__The exercise__
Identify and reproduce every line holding the string "format".
========================================================================
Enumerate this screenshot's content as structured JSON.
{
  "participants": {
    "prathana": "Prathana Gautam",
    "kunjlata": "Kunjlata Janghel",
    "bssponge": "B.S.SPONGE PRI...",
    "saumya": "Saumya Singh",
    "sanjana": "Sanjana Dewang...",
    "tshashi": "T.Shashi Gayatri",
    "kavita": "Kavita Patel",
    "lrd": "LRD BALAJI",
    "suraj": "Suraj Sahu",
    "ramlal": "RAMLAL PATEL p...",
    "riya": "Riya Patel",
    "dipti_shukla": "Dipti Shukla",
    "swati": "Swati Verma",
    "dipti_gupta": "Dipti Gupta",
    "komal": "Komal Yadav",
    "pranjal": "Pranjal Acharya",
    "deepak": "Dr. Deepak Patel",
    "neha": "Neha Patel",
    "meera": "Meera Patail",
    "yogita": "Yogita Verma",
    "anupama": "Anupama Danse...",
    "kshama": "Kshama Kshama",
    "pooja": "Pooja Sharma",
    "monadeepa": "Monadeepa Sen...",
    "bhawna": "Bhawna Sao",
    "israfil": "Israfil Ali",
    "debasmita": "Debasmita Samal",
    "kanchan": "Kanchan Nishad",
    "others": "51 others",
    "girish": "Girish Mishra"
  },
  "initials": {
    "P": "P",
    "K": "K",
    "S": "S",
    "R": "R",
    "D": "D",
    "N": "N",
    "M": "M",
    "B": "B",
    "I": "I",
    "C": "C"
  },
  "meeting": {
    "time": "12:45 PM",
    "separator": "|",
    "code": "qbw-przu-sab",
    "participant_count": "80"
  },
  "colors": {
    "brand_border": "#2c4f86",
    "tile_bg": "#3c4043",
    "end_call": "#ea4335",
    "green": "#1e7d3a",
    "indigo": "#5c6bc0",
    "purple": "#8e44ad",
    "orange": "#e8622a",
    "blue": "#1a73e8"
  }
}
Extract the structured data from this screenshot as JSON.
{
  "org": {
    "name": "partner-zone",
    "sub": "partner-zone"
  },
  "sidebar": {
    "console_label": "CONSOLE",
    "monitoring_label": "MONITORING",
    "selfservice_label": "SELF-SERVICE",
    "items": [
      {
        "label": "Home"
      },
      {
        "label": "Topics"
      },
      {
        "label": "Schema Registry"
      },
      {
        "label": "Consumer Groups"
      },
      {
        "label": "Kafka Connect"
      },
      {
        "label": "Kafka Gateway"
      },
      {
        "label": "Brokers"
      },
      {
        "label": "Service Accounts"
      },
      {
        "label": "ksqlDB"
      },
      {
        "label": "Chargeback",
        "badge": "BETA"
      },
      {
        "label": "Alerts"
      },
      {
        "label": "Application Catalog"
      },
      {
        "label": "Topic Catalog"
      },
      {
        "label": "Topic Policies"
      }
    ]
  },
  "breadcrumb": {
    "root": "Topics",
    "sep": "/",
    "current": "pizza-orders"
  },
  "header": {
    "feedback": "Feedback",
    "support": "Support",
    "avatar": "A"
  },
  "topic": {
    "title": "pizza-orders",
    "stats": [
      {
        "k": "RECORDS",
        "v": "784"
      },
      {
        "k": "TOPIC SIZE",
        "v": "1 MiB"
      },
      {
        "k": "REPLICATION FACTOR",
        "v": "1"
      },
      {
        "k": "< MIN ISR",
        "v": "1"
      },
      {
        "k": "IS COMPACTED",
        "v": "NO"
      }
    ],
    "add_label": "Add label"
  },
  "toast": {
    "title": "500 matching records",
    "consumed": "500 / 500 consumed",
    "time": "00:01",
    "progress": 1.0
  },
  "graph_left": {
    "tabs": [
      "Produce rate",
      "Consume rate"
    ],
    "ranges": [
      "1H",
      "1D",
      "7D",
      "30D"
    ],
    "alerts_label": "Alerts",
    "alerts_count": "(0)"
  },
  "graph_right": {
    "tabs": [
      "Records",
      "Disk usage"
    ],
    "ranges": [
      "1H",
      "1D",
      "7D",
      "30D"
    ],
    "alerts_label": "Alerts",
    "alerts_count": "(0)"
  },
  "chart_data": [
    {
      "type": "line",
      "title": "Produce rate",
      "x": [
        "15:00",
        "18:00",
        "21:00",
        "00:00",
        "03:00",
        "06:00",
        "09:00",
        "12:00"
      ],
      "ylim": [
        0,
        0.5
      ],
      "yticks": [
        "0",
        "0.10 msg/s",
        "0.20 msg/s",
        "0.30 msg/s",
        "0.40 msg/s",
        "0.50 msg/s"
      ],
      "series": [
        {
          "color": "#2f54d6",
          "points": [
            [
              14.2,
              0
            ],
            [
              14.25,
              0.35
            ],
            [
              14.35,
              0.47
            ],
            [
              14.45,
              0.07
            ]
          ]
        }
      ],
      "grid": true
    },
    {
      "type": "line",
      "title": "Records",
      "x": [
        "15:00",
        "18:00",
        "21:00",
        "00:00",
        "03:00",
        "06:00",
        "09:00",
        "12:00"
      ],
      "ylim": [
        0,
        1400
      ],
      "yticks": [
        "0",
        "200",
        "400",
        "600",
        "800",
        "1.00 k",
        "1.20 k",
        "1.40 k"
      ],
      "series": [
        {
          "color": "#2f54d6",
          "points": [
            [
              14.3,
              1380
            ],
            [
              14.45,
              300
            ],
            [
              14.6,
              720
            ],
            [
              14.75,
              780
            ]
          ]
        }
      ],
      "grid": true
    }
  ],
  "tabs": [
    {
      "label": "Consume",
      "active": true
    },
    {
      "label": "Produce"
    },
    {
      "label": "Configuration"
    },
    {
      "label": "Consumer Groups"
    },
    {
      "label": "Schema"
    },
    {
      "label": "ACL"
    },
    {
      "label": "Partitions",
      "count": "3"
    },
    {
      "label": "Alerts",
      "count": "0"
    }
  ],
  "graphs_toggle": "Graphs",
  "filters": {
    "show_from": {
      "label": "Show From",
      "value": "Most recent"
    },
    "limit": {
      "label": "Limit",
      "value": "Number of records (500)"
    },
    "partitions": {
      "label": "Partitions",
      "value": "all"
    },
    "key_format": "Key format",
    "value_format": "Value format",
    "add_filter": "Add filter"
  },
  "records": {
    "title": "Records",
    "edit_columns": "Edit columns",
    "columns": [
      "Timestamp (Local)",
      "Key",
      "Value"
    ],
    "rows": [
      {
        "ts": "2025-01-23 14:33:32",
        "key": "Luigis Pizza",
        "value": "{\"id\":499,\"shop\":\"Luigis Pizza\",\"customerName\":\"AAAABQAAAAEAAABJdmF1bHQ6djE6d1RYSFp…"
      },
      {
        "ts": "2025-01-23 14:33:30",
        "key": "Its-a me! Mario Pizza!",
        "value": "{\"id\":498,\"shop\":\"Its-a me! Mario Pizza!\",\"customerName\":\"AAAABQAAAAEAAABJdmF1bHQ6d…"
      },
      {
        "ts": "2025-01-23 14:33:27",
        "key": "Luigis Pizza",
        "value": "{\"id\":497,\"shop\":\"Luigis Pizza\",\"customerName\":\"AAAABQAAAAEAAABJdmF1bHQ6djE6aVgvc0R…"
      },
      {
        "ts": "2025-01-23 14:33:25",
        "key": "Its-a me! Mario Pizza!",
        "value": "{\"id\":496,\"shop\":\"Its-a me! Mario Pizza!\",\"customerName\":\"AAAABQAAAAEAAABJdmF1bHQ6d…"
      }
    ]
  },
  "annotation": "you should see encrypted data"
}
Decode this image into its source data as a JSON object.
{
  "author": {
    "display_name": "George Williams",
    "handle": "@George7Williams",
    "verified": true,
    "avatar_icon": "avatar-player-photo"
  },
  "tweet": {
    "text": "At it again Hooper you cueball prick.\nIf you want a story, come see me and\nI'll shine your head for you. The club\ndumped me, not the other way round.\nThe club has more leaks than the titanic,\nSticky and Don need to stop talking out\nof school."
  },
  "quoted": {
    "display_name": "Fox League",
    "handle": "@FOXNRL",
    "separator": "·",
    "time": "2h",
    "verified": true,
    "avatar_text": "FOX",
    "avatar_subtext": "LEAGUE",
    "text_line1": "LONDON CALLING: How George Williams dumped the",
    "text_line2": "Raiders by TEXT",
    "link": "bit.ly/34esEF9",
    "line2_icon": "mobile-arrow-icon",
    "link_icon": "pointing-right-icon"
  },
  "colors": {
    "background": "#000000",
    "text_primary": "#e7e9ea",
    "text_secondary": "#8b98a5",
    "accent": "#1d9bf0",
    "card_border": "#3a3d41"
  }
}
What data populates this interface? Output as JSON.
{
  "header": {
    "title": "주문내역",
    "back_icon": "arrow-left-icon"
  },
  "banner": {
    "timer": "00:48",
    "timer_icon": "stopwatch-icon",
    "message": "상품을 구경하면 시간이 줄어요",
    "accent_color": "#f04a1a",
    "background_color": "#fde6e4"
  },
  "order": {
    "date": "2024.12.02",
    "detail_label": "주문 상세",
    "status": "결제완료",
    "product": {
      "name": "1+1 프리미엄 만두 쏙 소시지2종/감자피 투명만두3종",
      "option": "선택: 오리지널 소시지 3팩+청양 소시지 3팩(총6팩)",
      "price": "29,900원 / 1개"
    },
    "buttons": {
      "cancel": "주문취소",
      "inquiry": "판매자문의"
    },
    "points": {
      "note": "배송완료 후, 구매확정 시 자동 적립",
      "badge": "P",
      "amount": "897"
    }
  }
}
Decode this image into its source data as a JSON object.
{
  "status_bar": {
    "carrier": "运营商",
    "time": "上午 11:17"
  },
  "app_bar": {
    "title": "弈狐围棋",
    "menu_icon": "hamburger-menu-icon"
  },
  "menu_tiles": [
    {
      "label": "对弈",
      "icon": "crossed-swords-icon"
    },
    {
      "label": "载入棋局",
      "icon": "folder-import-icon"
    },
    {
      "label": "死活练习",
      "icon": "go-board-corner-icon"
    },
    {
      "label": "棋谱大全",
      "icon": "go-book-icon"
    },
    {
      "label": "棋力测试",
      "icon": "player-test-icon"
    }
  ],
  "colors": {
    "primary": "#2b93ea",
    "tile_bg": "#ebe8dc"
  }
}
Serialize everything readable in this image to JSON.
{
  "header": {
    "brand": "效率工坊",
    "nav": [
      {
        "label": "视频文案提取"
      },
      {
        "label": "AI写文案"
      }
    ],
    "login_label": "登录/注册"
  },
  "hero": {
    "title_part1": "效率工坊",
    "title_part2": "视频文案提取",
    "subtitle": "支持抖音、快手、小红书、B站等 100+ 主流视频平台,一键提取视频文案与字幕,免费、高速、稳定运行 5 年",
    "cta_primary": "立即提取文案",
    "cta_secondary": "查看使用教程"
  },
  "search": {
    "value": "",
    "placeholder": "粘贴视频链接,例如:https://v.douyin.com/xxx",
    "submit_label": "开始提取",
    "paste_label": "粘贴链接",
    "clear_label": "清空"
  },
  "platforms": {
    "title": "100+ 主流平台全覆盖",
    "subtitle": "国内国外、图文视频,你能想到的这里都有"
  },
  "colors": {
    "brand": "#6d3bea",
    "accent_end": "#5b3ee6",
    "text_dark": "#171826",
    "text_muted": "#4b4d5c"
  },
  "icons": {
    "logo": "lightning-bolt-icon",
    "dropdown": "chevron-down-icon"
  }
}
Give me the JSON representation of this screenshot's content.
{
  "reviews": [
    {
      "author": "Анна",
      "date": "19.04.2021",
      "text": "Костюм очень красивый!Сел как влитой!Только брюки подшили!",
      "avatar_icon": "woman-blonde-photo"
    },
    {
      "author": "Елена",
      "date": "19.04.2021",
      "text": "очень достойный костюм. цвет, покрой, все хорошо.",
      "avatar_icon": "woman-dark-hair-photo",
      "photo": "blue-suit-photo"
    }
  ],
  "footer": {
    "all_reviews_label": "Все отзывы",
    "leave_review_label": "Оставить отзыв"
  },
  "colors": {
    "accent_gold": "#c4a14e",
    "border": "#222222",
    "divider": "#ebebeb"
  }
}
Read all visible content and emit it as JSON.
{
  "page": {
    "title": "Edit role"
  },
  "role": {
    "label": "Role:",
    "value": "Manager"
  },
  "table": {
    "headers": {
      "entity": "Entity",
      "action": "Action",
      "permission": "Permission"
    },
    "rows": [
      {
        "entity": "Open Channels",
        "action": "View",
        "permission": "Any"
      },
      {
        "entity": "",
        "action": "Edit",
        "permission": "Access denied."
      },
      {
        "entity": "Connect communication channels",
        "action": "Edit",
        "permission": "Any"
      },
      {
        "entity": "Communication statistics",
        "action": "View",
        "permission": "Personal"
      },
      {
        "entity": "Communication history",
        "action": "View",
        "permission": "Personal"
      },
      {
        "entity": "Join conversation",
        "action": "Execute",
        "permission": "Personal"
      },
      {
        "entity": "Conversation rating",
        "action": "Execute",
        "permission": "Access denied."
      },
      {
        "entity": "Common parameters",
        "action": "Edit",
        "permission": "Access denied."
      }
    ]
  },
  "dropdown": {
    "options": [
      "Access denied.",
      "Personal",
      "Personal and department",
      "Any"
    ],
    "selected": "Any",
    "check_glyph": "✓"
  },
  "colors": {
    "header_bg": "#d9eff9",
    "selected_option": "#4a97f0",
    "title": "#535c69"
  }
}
========================================================================
__Written response__
    "key_format": "Key format",
    "value_format": "Value format",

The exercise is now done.